> [Short task] What is the number of lines in the data holding the word "Create"? Give that number by itself.
______
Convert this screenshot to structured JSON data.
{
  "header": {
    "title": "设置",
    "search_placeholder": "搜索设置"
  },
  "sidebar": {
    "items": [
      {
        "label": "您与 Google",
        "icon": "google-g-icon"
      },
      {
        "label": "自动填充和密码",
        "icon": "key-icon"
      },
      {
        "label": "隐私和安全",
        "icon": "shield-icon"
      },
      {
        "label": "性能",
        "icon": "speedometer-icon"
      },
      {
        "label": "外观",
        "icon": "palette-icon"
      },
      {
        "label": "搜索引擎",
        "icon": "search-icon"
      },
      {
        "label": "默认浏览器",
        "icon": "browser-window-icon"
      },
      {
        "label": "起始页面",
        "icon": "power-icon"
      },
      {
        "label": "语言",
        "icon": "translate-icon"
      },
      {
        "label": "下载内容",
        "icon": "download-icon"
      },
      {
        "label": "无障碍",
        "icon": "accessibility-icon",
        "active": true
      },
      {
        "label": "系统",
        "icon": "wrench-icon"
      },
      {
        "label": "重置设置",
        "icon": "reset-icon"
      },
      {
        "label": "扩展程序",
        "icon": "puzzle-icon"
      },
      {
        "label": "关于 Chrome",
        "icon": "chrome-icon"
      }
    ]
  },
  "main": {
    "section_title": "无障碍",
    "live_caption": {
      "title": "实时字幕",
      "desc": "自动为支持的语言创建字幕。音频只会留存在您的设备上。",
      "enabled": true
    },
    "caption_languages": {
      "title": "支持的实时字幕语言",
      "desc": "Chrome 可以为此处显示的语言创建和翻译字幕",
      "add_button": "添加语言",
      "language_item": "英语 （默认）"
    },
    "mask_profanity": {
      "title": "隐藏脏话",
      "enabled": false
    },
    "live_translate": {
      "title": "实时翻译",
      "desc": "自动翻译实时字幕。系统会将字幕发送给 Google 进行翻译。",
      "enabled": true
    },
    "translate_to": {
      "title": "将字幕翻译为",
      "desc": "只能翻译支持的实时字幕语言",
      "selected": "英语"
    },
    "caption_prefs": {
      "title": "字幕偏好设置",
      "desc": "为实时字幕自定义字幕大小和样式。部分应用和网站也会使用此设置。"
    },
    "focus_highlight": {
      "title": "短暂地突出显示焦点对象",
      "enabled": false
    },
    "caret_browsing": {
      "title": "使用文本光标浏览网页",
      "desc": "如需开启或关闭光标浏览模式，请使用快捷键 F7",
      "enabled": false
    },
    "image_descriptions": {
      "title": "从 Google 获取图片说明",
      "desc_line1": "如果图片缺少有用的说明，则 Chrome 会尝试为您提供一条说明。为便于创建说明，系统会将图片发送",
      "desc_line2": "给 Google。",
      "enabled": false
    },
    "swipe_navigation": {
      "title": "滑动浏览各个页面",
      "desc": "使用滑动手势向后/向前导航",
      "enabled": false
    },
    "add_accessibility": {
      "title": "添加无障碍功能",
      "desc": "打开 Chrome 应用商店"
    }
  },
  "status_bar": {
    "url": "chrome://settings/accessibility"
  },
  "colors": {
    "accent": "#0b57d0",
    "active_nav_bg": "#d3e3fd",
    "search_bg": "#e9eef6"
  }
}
______
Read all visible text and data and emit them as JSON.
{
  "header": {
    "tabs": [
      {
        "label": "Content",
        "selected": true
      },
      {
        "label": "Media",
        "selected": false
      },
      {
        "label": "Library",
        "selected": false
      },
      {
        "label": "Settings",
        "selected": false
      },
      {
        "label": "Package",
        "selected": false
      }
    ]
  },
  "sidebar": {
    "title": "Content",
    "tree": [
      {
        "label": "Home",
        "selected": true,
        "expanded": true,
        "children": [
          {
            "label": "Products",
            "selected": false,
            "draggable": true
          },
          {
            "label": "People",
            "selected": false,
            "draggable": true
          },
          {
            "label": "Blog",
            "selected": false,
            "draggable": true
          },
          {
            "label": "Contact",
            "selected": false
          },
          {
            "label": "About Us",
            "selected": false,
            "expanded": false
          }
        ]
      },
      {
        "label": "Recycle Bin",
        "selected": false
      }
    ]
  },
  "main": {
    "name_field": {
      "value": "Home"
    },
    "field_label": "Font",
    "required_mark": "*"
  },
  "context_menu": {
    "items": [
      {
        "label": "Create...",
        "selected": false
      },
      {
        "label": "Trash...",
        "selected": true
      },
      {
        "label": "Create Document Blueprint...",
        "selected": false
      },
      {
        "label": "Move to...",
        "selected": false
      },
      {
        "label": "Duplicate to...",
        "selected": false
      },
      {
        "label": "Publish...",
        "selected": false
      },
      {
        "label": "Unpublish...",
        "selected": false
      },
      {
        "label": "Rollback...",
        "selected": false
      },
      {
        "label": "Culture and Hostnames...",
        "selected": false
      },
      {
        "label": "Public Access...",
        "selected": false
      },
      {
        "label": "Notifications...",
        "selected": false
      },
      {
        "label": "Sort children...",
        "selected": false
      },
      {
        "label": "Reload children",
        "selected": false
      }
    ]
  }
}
______
> [Final result] 2